<<<<
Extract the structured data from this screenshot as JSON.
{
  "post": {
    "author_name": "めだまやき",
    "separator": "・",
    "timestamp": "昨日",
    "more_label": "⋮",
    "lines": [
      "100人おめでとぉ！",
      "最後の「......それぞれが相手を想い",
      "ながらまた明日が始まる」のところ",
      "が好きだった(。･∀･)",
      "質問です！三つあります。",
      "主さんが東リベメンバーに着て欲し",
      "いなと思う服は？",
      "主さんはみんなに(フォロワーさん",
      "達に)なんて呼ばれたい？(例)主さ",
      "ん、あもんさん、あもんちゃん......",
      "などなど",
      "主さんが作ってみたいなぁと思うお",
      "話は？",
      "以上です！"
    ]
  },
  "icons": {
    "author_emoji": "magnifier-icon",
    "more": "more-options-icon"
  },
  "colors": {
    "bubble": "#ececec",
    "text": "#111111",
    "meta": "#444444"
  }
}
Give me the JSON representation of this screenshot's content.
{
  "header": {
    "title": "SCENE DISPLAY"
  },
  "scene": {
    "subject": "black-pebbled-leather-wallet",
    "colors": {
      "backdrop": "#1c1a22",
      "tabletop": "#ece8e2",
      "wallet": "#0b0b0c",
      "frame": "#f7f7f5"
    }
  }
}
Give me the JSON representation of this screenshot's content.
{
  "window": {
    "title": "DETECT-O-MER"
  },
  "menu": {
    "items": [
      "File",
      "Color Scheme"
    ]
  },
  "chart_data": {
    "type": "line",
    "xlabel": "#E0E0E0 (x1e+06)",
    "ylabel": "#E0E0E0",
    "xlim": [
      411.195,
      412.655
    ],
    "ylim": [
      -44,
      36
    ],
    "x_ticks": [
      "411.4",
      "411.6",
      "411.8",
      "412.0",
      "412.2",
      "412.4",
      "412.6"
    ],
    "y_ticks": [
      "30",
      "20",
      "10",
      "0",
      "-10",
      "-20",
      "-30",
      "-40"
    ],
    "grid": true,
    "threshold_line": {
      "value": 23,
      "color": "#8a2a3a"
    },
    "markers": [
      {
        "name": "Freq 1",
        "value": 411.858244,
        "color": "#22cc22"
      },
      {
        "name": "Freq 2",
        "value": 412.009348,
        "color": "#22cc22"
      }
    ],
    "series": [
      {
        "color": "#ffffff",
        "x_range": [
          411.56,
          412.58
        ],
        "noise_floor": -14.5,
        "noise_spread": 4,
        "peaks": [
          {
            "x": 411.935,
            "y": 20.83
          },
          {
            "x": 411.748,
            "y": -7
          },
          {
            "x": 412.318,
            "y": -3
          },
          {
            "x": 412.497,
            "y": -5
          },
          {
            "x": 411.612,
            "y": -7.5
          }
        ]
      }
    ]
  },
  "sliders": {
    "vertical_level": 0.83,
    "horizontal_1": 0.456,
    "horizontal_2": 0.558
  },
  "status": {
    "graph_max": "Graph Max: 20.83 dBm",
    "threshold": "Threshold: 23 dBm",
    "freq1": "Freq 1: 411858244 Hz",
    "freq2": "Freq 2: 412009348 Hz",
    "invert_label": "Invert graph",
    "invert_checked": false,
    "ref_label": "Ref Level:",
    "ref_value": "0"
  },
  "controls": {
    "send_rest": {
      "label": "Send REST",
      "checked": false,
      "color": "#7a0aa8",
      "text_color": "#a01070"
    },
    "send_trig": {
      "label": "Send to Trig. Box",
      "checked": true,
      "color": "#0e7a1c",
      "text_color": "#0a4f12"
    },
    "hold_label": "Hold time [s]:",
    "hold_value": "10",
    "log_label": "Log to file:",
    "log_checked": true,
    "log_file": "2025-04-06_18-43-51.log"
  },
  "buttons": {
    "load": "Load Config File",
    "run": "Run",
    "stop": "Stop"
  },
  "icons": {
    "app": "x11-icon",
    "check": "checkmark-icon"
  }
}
>>>>
* Exercise description
Output every line above without altering anything.

* Written response
Extract the structured data from this screenshot as JSON.
{
  "post": {
    "author_name": "めだまやき",
    "separator": "・",
    "timestamp": "昨日",
    "more_label": "⋮",
    "lines": [
      "100人おめでとぉ！",
      "最後の「......それぞれが相手を想い",
      "ながらまた明日が始まる」のところ",
      "が好きだった(。･∀･)",
      "質問です！三つあります。",
      "主さんが東リベメンバーに着て欲し",
      "いなと思う服は？",
      "主さんはみんなに(フォロワーさん",
      "達に)なんて呼ばれたい？(例)主さ",
      "ん、あもんさん、あもんちゃん......",
      "などなど",
      "主さんが作ってみたいなぁと思うお",
      "話は？",
      "以上です！"
    ]
  },
  "icons": {
    "author_emoji": "magnifier-icon",
    "more": "more-options-icon"
  },
  "colors": {
    "bubble": "#ececec",
    "text": "#111111",
    "meta": "#444444"
  }
}
Give me the JSON representation of this screenshot's content.
{
  "header": {
    "title": "SCENE DISPLAY"
  },
  "scene": {
    "subject": "black-pebbled-leather-wallet",
    "colors": {
      "backdrop": "#1c1a22",
      "tabletop": "#ece8e2",
      "wallet": "#0b0b0c",
      "frame": "#f7f7f5"
    }
  }
}
Give me the JSON representation of this screenshot's content.
{
  "window": {
    "title": "DETECT-O-MER"
  },
  "menu": {
    "items": [
      "File",
      "Color Scheme"
    ]
  },
  "chart_data": {
    "type": "line",
    "xlabel": "#E0E0E0 (x1e+06)",
    "ylabel": "#E0E0E0",
    "xlim": [
      411.195,
      412.655
    ],
    "ylim": [
      -44,
      36
    ],
    "x_ticks": [
      "411.4",
      "411.6",
      "411.8",
      "412.0",
      "412.2",
      "412.4",
      "412.6"
    ],
    "y_ticks": [
      "30",
      "20",
      "10",
      "0",
      "-10",
      "-20",
      "-30",
      "-40"
    ],
    "grid": true,
    "threshold_line": {
      "value": 23,
      "color": "#8a2a3a"
    },
    "markers": [
      {
        "name": "Freq 1",
        "value": 411.858244,
        "color": "#22cc22"
      },
      {
        "name": "Freq 2",
        "value": 412.009348,
        "color": "#22cc22"
      }
    ],
    "series": [
      {
        "color": "#ffffff",
        "x_range": [
          411.56,
          412.58
        ],
        "noise_floor": -14.5,
        "noise_spread": 4,
        "peaks": [
          {
            "x": 411.935,
            "y": 20.83
          },
          {
            "x": 411.748,
            "y": -7
          },
          {
            "x": 412.318,
            "y": -3
          },
          {
            "x": 412.497,
            "y": -5
          },
          {
            "x": 411.612,
            "y": -7.5
          }
        ]
      }
    ]
  },
  "sliders": {
    "vertical_level": 0.83,
    "horizontal_1": 0.456,
    "horizontal_2": 0.558
  },
  "status": {
    "graph_max": "Graph Max: 20.83 dBm",
    "threshold": "Threshold: 23 dBm",
    "freq1": "Freq 1: 411858244 Hz",
    "freq2": "Freq 2: 412009348 Hz",
    "invert_label": "Invert graph",
    "invert_checked": false,
    "ref_label": "Ref Level:",
    "ref_value": "0"
  },
  "controls": {
    "send_rest": {
      "label": "Send REST",
      "checked": false,
      "color": "#7a0aa8",
      "text_color": "#a01070"
    },
    "send_trig": {
      "label": "Send to Trig. Box",
      "checked": true,
      "color": "#0e7a1c",
      "text_color": "#0a4f12"
    },
    "hold_label": "Hold time [s]:",
    "hold_value": "10",
    "log_label": "Log to file:",
    "log_checked": true,
    "log_file": "2025-04-06_18-43-51.log"
  },
  "buttons": {
    "load": "Load Config File",
    "run": "Run",
    "stop": "Stop"
  },
  "icons": {
    "app": "x11-icon",
    "check": "checkmark-icon"
  }
}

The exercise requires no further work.